:: Short exercise ::
Every entry below should be printed exactly, without its images.
>> Begin
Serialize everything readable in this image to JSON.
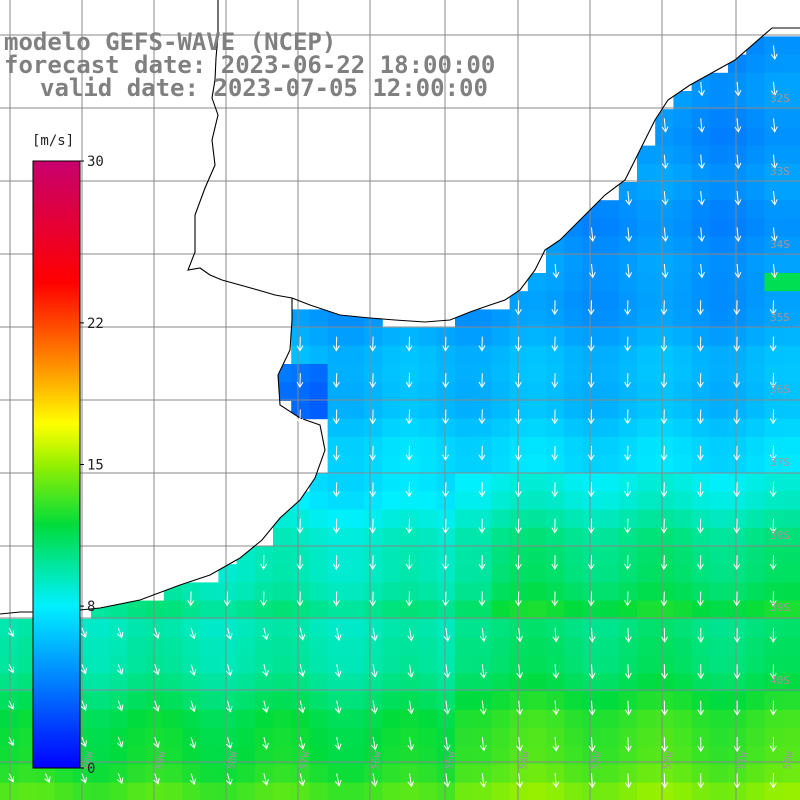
{
  "title": {
    "line1": "modelo GEFS-WAVE (NCEP)",
    "line2": "forecast date: 2023-06-22 18:00:00",
    "line3": "valid date: 2023-07-05 12:00:00"
  },
  "colorbar": {
    "unit": "[m/s]",
    "ticks": [
      "30",
      "22",
      "15",
      "8",
      "0"
    ],
    "tick_values": [
      30,
      22,
      15,
      8,
      0
    ],
    "min": 0,
    "max": 30,
    "colors": [
      "#0000ff",
      "#0096ff",
      "#00f0ff",
      "#00e040",
      "#c8ff00",
      "#ffff00",
      "#ff8000",
      "#ff0000",
      "#c8006e"
    ]
  },
  "lat_labels": [
    "32S",
    "33S",
    "34S",
    "35S",
    "36S",
    "37S",
    "38S",
    "39S",
    "40S"
  ],
  "lon_labels": [
    "60W",
    "59W",
    "58W",
    "57W",
    "56W",
    "55W",
    "54W",
    "53W",
    "52W",
    "51W",
    "50W"
  ],
  "field": {
    "variable": "wind speed",
    "description_speed_range": [
      5,
      14
    ],
    "prevailing_direction": "toward SSE / S"
  }
}
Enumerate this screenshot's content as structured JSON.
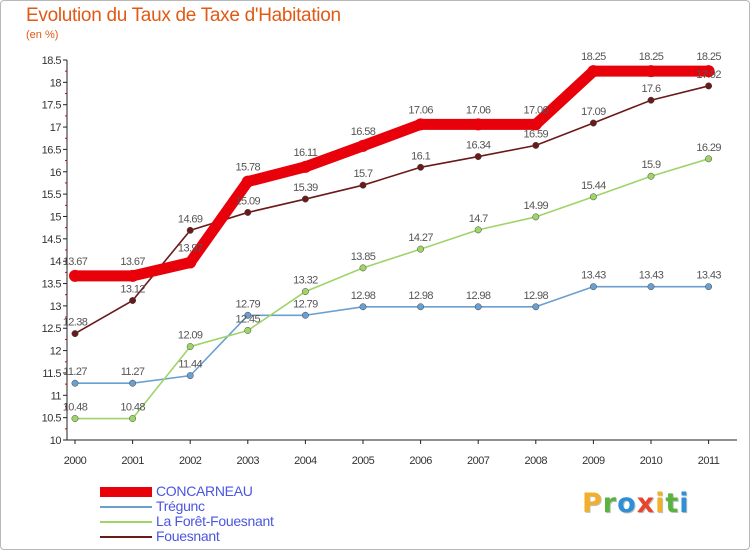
{
  "header": {
    "title": "Evolution du Taux de Taxe d'Habitation",
    "subtitle": "(en %)"
  },
  "chart_data": {
    "type": "line",
    "x": [
      "2000",
      "2001",
      "2002",
      "2003",
      "2004",
      "2005",
      "2006",
      "2007",
      "2008",
      "2009",
      "2010",
      "2011"
    ],
    "ylim": [
      10,
      18.5
    ],
    "yticks": [
      "10",
      "10.5",
      "11",
      "11.5",
      "12",
      "12.5",
      "13",
      "13.5",
      "14",
      "14.5",
      "15",
      "15.5",
      "16",
      "16.5",
      "17",
      "17.5",
      "18",
      "18.5"
    ],
    "grid": false,
    "legend_position": "bottom-left",
    "series": [
      {
        "name": "CONCARNEAU",
        "color": "#e8000b",
        "values": [
          13.67,
          13.67,
          13.97,
          15.78,
          16.11,
          16.58,
          17.06,
          17.06,
          17.06,
          18.25,
          18.25,
          18.25
        ],
        "labels": [
          "13.67",
          "13.67",
          "13.97",
          "15.78",
          "16.11",
          "16.58",
          "17.06",
          "17.06",
          "17.06",
          "18.25",
          "18.25",
          "18.25"
        ]
      },
      {
        "name": "Trégunc",
        "color": "#6a9fd0",
        "values": [
          11.27,
          11.27,
          11.44,
          12.79,
          12.79,
          12.98,
          12.98,
          12.98,
          12.98,
          13.43,
          13.43,
          13.43
        ],
        "labels": [
          "11.27",
          "11.27",
          "11.44",
          "12.79",
          "12.79",
          "12.98",
          "12.98",
          "12.98",
          "12.98",
          "13.43",
          "13.43",
          "13.43"
        ]
      },
      {
        "name": "La Forêt-Fouesnant",
        "color": "#9fd468",
        "values": [
          10.48,
          10.48,
          12.09,
          12.45,
          13.32,
          13.85,
          14.27,
          14.7,
          14.99,
          15.44,
          15.9,
          16.29
        ],
        "labels": [
          "10.48",
          "10.48",
          "12.09",
          "12.45",
          "13.32",
          "13.85",
          "14.27",
          "14.7",
          "14.99",
          "15.44",
          "15.9",
          "16.29"
        ]
      },
      {
        "name": "Fouesnant",
        "color": "#6b1a1a",
        "values": [
          12.38,
          13.12,
          14.69,
          15.09,
          15.39,
          15.7,
          16.1,
          16.34,
          16.59,
          17.09,
          17.6,
          17.92
        ],
        "labels": [
          "12.38",
          "13.12",
          "14.69",
          "15.09",
          "15.39",
          "15.7",
          "16.1",
          "16.34",
          "16.59",
          "17.09",
          "17.6",
          "17.92"
        ]
      }
    ]
  },
  "legend": {
    "items": [
      {
        "label": "CONCARNEAU",
        "color": "#e8000b"
      },
      {
        "label": "Trégunc",
        "color": "#6a9fd0"
      },
      {
        "label": "La Forêt-Fouesnant",
        "color": "#9fd468"
      },
      {
        "label": "Fouesnant",
        "color": "#6b1a1a"
      }
    ]
  },
  "logo": {
    "letters": [
      "P",
      "r",
      "o",
      "x",
      "i",
      "t",
      "i"
    ],
    "colors": [
      "#f2b02a",
      "#5ab33f",
      "#2f8fd6",
      "#e7452c",
      "#f2b02a",
      "#5ab33f",
      "#2f8fd6"
    ]
  }
}
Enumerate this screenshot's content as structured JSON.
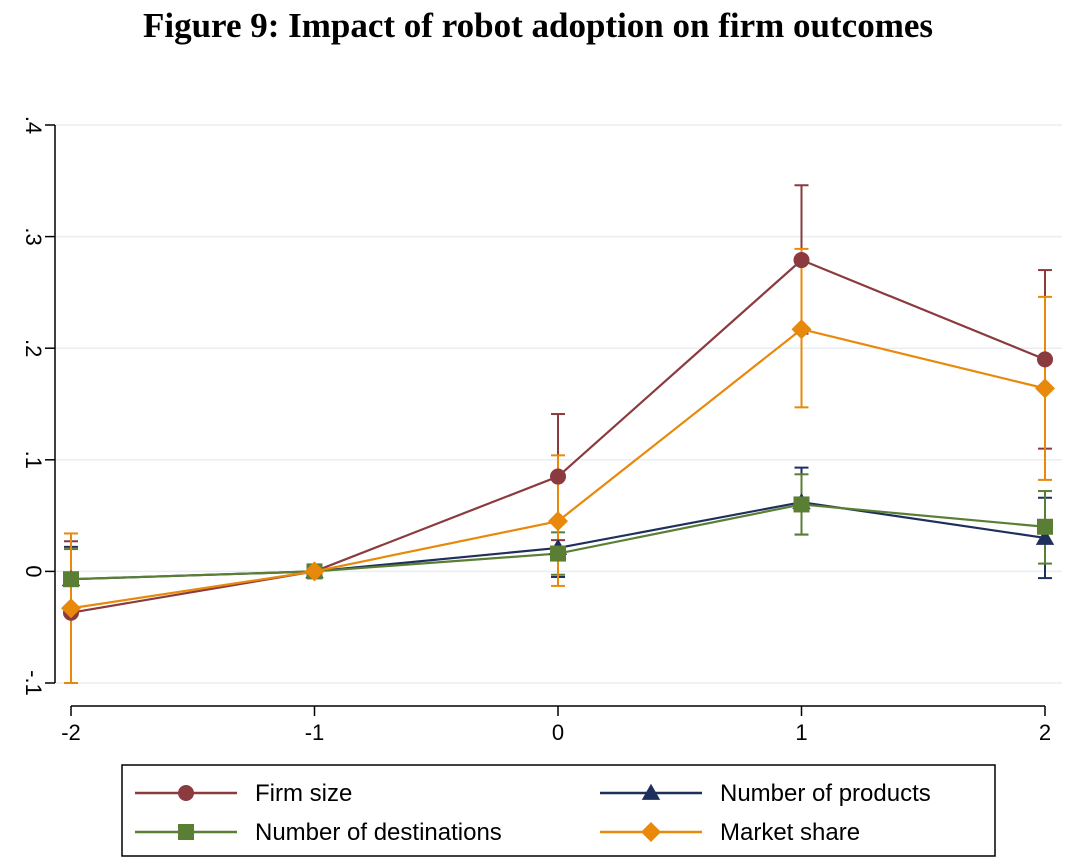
{
  "title": "Figure 9: Impact of robot adoption on firm outcomes",
  "chart_data": {
    "type": "line",
    "x": [
      -2,
      -1,
      0,
      1,
      2
    ],
    "xlim": [
      -2,
      2
    ],
    "ylim": [
      -0.1,
      0.4
    ],
    "x_ticks": [
      -2,
      -1,
      0,
      1,
      2
    ],
    "x_tick_labels": [
      "-2",
      "-1",
      "0",
      "1",
      "2"
    ],
    "y_ticks": [
      -0.1,
      0,
      0.1,
      0.2,
      0.3,
      0.4
    ],
    "y_tick_labels": [
      "-.1",
      "0",
      ".1",
      ".2",
      ".3",
      ".4"
    ],
    "grid": true,
    "legend_position": "bottom",
    "series": [
      {
        "name": "Firm size",
        "color": "#8b3a3e",
        "marker": "circle",
        "values": [
          -0.037,
          0,
          0.085,
          0.279,
          0.19
        ],
        "ci_low": [
          -0.1,
          0,
          0.028,
          0.213,
          0.11
        ],
        "ci_high": [
          0.027,
          0,
          0.141,
          0.346,
          0.27
        ]
      },
      {
        "name": "Number of products",
        "color": "#1f2f5c",
        "marker": "triangle",
        "values": [
          -0.007,
          0,
          0.021,
          0.062,
          0.03
        ],
        "ci_low": [
          -0.035,
          0,
          -0.005,
          0.033,
          -0.006
        ],
        "ci_high": [
          0.022,
          0,
          0.046,
          0.093,
          0.066
        ]
      },
      {
        "name": "Number of destinations",
        "color": "#5a7f34",
        "marker": "square",
        "values": [
          -0.007,
          0,
          0.016,
          0.06,
          0.04
        ],
        "ci_low": [
          -0.035,
          0,
          -0.003,
          0.033,
          0.007
        ],
        "ci_high": [
          0.02,
          0,
          0.035,
          0.087,
          0.072
        ]
      },
      {
        "name": "Market share",
        "color": "#e8890c",
        "marker": "diamond",
        "values": [
          -0.033,
          0,
          0.045,
          0.217,
          0.164
        ],
        "ci_low": [
          -0.1,
          0,
          -0.013,
          0.147,
          0.082
        ],
        "ci_high": [
          0.034,
          0,
          0.104,
          0.289,
          0.246
        ]
      }
    ]
  }
}
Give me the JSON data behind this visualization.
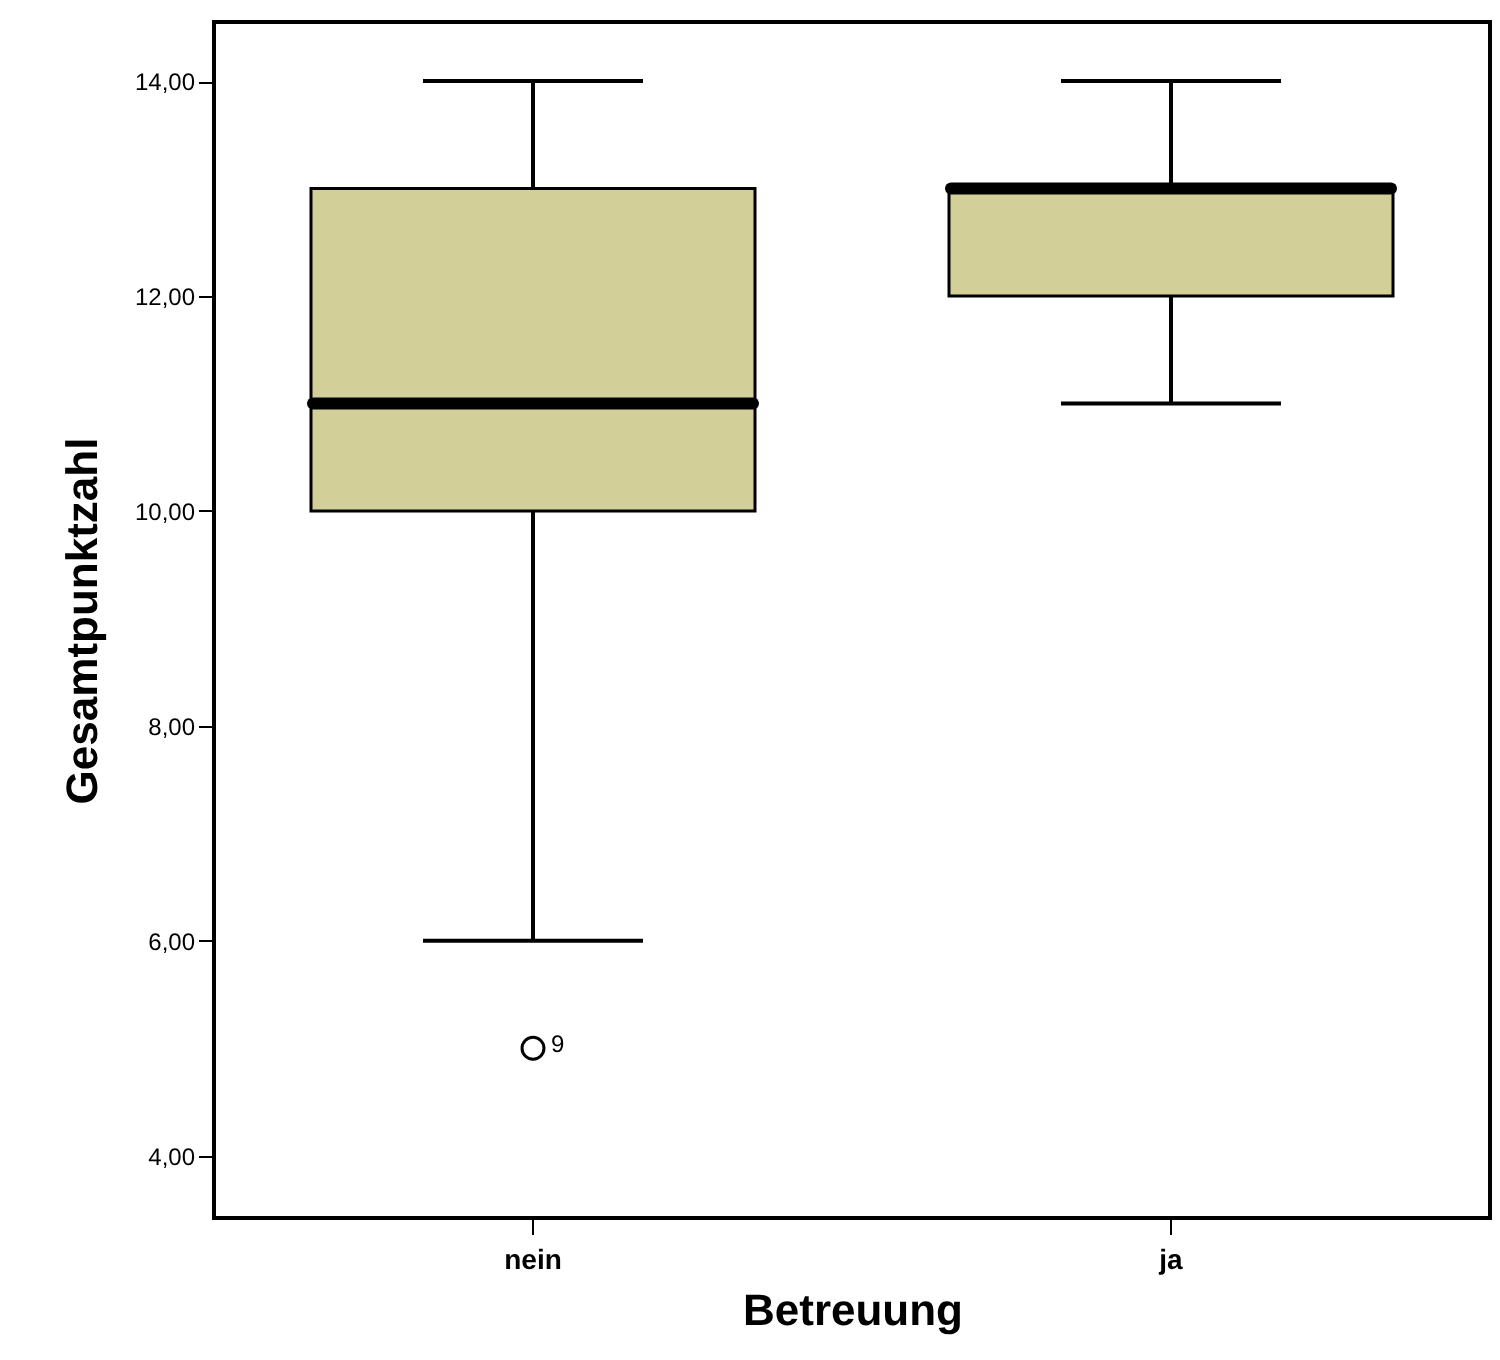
{
  "chart_data": {
    "type": "box",
    "xlabel": "Betreuung",
    "ylabel": "Gesamtpunktzahl",
    "categories": [
      "nein",
      "ja"
    ],
    "series": [
      {
        "color": "#d3cf98",
        "boxes": [
          {
            "low": 6,
            "q1": 10,
            "median": 11,
            "q3": 13,
            "high": 14,
            "outliers": [
              5
            ]
          },
          {
            "low": 11,
            "q1": 12,
            "median": 13,
            "q3": 13,
            "high": 14
          }
        ]
      }
    ],
    "annotations": [
      "9"
    ],
    "ylim": [
      3.42,
      14.55
    ],
    "yticks": [
      {
        "value": 4,
        "label": "4,00"
      },
      {
        "value": 6,
        "label": "6,00"
      },
      {
        "value": 8,
        "label": "8,00"
      },
      {
        "value": 10,
        "label": "10,00"
      },
      {
        "value": 12,
        "label": "12,00"
      },
      {
        "value": 14,
        "label": "14,00"
      }
    ],
    "grid": false
  }
}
>> End
:: Solution ::
Serialize everything readable in this image to JSON.
{
  "title": {
    "line1": "modelo GEFS-WAVE (NCEP)",
    "line2": "forecast date: 2023-06-22 18:00:00",
    "line3": "valid date: 2023-07-05 12:00:00"
  },
  "colorbar": {
    "unit": "[m/s]",
    "ticks": [
      "30",
      "22",
      "15",
      "8",
      "0"
    ],
    "tick_values": [
      30,
      22,
      15,
      8,
      0
    ],
    "min": 0,
    "max": 30,
    "colors": [
      "#0000ff",
      "#0096ff",
      "#00f0ff",
      "#00e040",
      "#c8ff00",
      "#ffff00",
      "#ff8000",
      "#ff0000",
      "#c8006e"
    ]
  },
  "lat_labels": [
    "32S",
    "33S",
    "34S",
    "35S",
    "36S",
    "37S",
    "38S",
    "39S",
    "40S"
  ],
  "lon_labels": [
    "60W",
    "59W",
    "58W",
    "57W",
    "56W",
    "55W",
    "54W",
    "53W",
    "52W",
    "51W",
    "50W"
  ],
  "field": {
    "variable": "wind speed",
    "description_speed_range": [
      5,
      14
    ],
    "prevailing_direction": "toward SSE / S"
  }
}
Enumerate this screenshot's content as structured JSON.
{
  "header": {
    "title": "Evolution du Taux de Taxe d'Habitation",
    "subtitle": "(en %)"
  },
  "chart_data": {
    "type": "line",
    "x": [
      "2000",
      "2001",
      "2002",
      "2003",
      "2004",
      "2005",
      "2006",
      "2007",
      "2008",
      "2009",
      "2010",
      "2011"
    ],
    "ylim": [
      10,
      18.5
    ],
    "yticks": [
      "10",
      "10.5",
      "11",
      "11.5",
      "12",
      "12.5",
      "13",
      "13.5",
      "14",
      "14.5",
      "15",
      "15.5",
      "16",
      "16.5",
      "17",
      "17.5",
      "18",
      "18.5"
    ],
    "grid": false,
    "legend_position": "bottom-left",
    "series": [
      {
        "name": "CONCARNEAU",
        "color": "#e8000b",
        "values": [
          13.67,
          13.67,
          13.97,
          15.78,
          16.11,
          16.58,
          17.06,
          17.06,
          17.06,
          18.25,
          18.25,
          18.25
        ],
        "labels": [
          "13.67",
          "13.67",
          "13.97",
          "15.78",
          "16.11",
          "16.58",
          "17.06",
          "17.06",
          "17.06",
          "18.25",
          "18.25",
          "18.25"
        ]
      },
      {
        "name": "Trégunc",
        "color": "#6a9fd0",
        "values": [
          11.27,
          11.27,
          11.44,
          12.79,
          12.79,
          12.98,
          12.98,
          12.98,
          12.98,
          13.43,
          13.43,
          13.43
        ],
        "labels": [
          "11.27",
          "11.27",
          "11.44",
          "12.79",
          "12.79",
          "12.98",
          "12.98",
          "12.98",
          "12.98",
          "13.43",
          "13.43",
          "13.43"
        ]
      },
      {
        "name": "La Forêt-Fouesnant",
        "color": "#9fd468",
        "values": [
          10.48,
          10.48,
          12.09,
          12.45,
          13.32,
          13.85,
          14.27,
          14.7,
          14.99,
          15.44,
          15.9,
          16.29
        ],
        "labels": [
          "10.48",
          "10.48",
          "12.09",
          "12.45",
          "13.32",
          "13.85",
          "14.27",
          "14.7",
          "14.99",
          "15.44",
          "15.9",
          "16.29"
        ]
      },
      {
        "name": "Fouesnant",
        "color": "#6b1a1a",
        "values": [
          12.38,
          13.12,
          14.69,
          15.09,
          15.39,
          15.7,
          16.1,
          16.34,
          16.59,
          17.09,
          17.6,
          17.92
        ],
        "labels": [
          "12.38",
          "13.12",
          "14.69",
          "15.09",
          "15.39",
          "15.7",
          "16.1",
          "16.34",
          "16.59",
          "17.09",
          "17.6",
          "17.92"
        ]
      }
    ]
  },
  "legend": {
    "items": [
      {
        "label": "CONCARNEAU",
        "color": "#e8000b"
      },
      {
        "label": "Trégunc",
        "color": "#6a9fd0"
      },
      {
        "label": "La Forêt-Fouesnant",
        "color": "#9fd468"
      },
      {
        "label": "Fouesnant",
        "color": "#6b1a1a"
      }
    ]
  },
  "logo": {
    "letters": [
      "P",
      "r",
      "o",
      "x",
      "i",
      "t",
      "i"
    ],
    "colors": [
      "#f2b02a",
      "#5ab33f",
      "#2f8fd6",
      "#e7452c",
      "#f2b02a",
      "#5ab33f",
      "#2f8fd6"
    ]
  }
}
Enumerate this screenshot's content as structured JSON.
{
  "title": "Figure 9: Impact of robot adoption on firm outcomes",
  "chart_data": {
    "type": "line",
    "x": [
      -2,
      -1,
      0,
      1,
      2
    ],
    "xlim": [
      -2,
      2
    ],
    "ylim": [
      -0.1,
      0.4
    ],
    "x_ticks": [
      -2,
      -1,
      0,
      1,
      2
    ],
    "x_tick_labels": [
      "-2",
      "-1",
      "0",
      "1",
      "2"
    ],
    "y_ticks": [
      -0.1,
      0,
      0.1,
      0.2,
      0.3,
      0.4
    ],
    "y_tick_labels": [
      "-.1",
      "0",
      ".1",
      ".2",
      ".3",
      ".4"
    ],
    "grid": true,
    "legend_position": "bottom",
    "series": [
      {
        "name": "Firm size",
        "color": "#8b3a3e",
        "marker": "circle",
        "values": [
          -0.037,
          0,
          0.085,
          0.279,
          0.19
        ],
        "ci_low": [
          -0.1,
          0,
          0.028,
          0.213,
          0.11
        ],
        "ci_high": [
          0.027,
          0,
          0.141,
          0.346,
          0.27
        ]
      },
      {
        "name": "Number of products",
        "color": "#1f2f5c",
        "marker": "triangle",
        "values": [
          -0.007,
          0,
          0.021,
          0.062,
          0.03
        ],
        "ci_low": [
          -0.035,
          0,
          -0.005,
          0.033,
          -0.006
        ],
        "ci_high": [
          0.022,
          0,
          0.046,
          0.093,
          0.066
        ]
      },
      {
        "name": "Number of destinations",
        "color": "#5a7f34",
        "marker": "square",
        "values": [
          -0.007,
          0,
          0.016,
          0.06,
          0.04
        ],
        "ci_low": [
          -0.035,
          0,
          -0.003,
          0.033,
          0.007
        ],
        "ci_high": [
          0.02,
          0,
          0.035,
          0.087,
          0.072
        ]
      },
      {
        "name": "Market share",
        "color": "#e8890c",
        "marker": "diamond",
        "values": [
          -0.033,
          0,
          0.045,
          0.217,
          0.164
        ],
        "ci_low": [
          -0.1,
          0,
          -0.013,
          0.147,
          0.082
        ],
        "ci_high": [
          0.034,
          0,
          0.104,
          0.289,
          0.246
        ]
      }
    ]
  }
}
Give me the JSON data behind this visualization.
{
  "chart_data": {
    "type": "box",
    "xlabel": "Betreuung",
    "ylabel": "Gesamtpunktzahl",
    "categories": [
      "nein",
      "ja"
    ],
    "series": [
      {
        "color": "#d3cf98",
        "boxes": [
          {
            "low": 6,
            "q1": 10,
            "median": 11,
            "q3": 13,
            "high": 14,
            "outliers": [
              5
            ]
          },
          {
            "low": 11,
            "q1": 12,
            "median": 13,
            "q3": 13,
            "high": 14
          }
        ]
      }
    ],
    "annotations": [
      "9"
    ],
    "ylim": [
      3.42,
      14.55
    ],
    "yticks": [
      {
        "value": 4,
        "label": "4,00"
      },
      {
        "value": 6,
        "label": "6,00"
      },
      {
        "value": 8,
        "label": "8,00"
      },
      {
        "value": 10,
        "label": "10,00"
      },
      {
        "value": 12,
        "label": "12,00"
      },
      {
        "value": 14,
        "label": "14,00"
      }
    ],
    "grid": false
  }
}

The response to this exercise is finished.